# START OF Materials provided

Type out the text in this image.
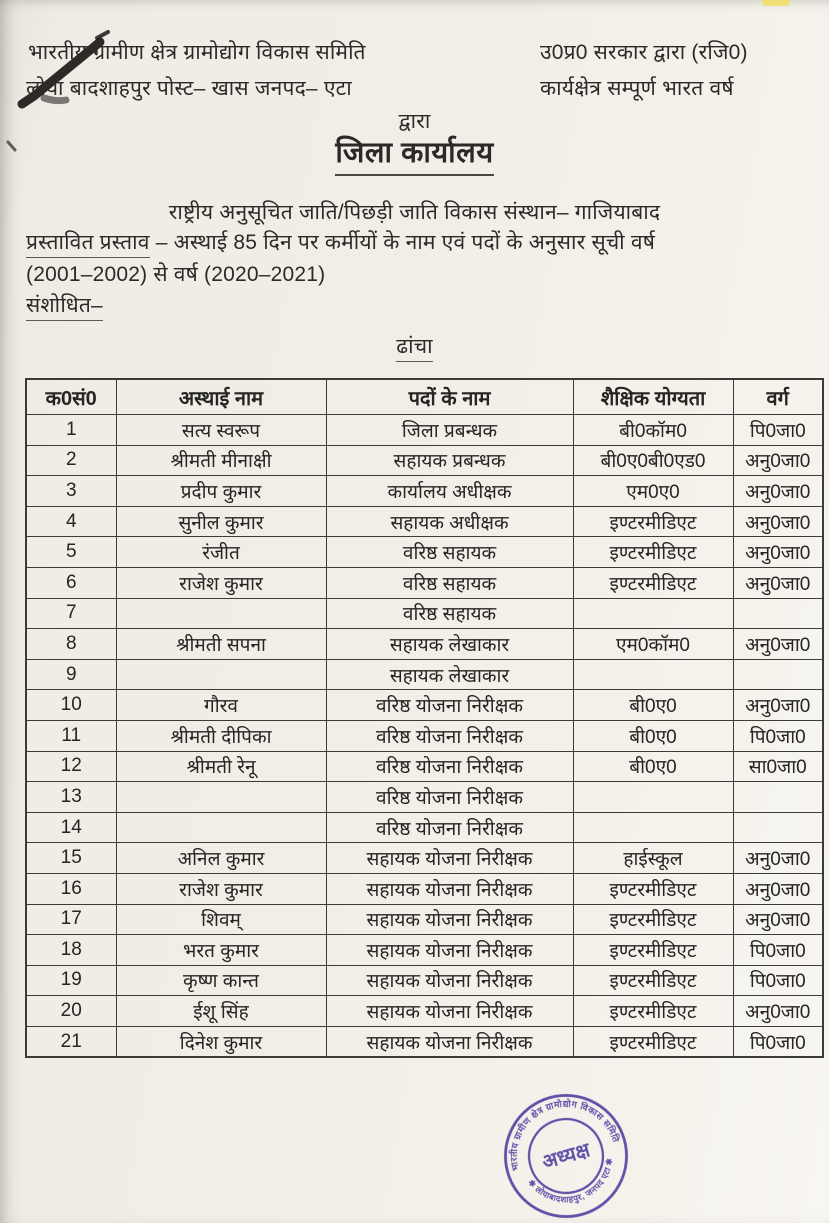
भारतीय ग्रामीण क्षेत्र ग्रामोद्योग विकास समिति
लोया बादशाहपुर पोस्ट– खास जनपद– एटा
उ0प्र0 सरकार द्वारा (रजि0)
कार्यक्षेत्र सम्पूर्ण भारत वर्ष
द्वारा
जिला कार्यालय
राष्ट्रीय अनुसूचित जाति/पिछड़ी जाति विकास संस्थान– गाजियाबाद
प्रस्तावित प्रस्ताव – अस्थाई 85 दिन पर कर्मीयों के नाम एवं पदों के अनुसार सूची वर्ष
(2001–2002) से वर्ष (2020–2021)
संशोधित–
ढांचा
क0सं0	अस्थाई नाम	पदों के नाम	शैक्षिक योग्यता	वर्ग
1	सत्य स्वरूप	जिला प्रबन्धक	बी0कॉम0	पि0जा0
2	श्रीमती मीनाक्षी	सहायक प्रबन्धक	बी0ए0बी0एड0	अनु0जा0
3	प्रदीप कुमार	कार्यालय अधीक्षक	एम0ए0	अनु0जा0
4	सुनील कुमार	सहायक अधीक्षक	इण्टरमीडिएट	अनु0जा0
5	रंजीत	वरिष्ठ सहायक	इण्टरमीडिएट	अनु0जा0
6	राजेश कुमार	वरिष्ठ सहायक	इण्टरमीडिएट	अनु0जा0
7		वरिष्ठ सहायक		
8	श्रीमती सपना	सहायक लेखाकार	एम0कॉम0	अनु0जा0
9		सहायक लेखाकार		
10	गौरव	वरिष्ठ योजना निरीक्षक	बी0ए0	अनु0जा0
11	श्रीमती दीपिका	वरिष्ठ योजना निरीक्षक	बी0ए0	पि0जा0
12	श्रीमती रेनू	वरिष्ठ योजना निरीक्षक	बी0ए0	सा0जा0
13		वरिष्ठ योजना निरीक्षक		
14		वरिष्ठ योजना निरीक्षक		
15	अनिल कुमार	सहायक योजना निरीक्षक	हाईस्कूल	अनु0जा0
16	राजेश कुमार	सहायक योजना निरीक्षक	इण्टरमीडिएट	अनु0जा0
17	शिवम्	सहायक योजना निरीक्षक	इण्टरमीडिएट	अनु0जा0
18	भरत कुमार	सहायक योजना निरीक्षक	इण्टरमीडिएट	पि0जा0
19	कृष्ण कान्त	सहायक योजना निरीक्षक	इण्टरमीडिएट	पि0जा0
20	ईशू सिंह	सहायक योजना निरीक्षक	इण्टरमीडिएट	अनु0जा0
21	दिनेश कुमार	सहायक योजना निरीक्षक	इण्टरमीडिएट	पि0जा0
भारतीय ग्रामीण क्षेत्र ग्रामोद्योग विकास समिति
✱ लोयाबादशाहपुर, जनपद एटा ✱
अध्यक्ष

# END OF Materials provided

Written task.
Pick out the lines containing the string "जनपद" and show them.

Response to this task.
लोया बादशाहपुर पोस्ट– खास जनपद– एटा
✱ लोयाबादशाहपुर, जनपद एटा ✱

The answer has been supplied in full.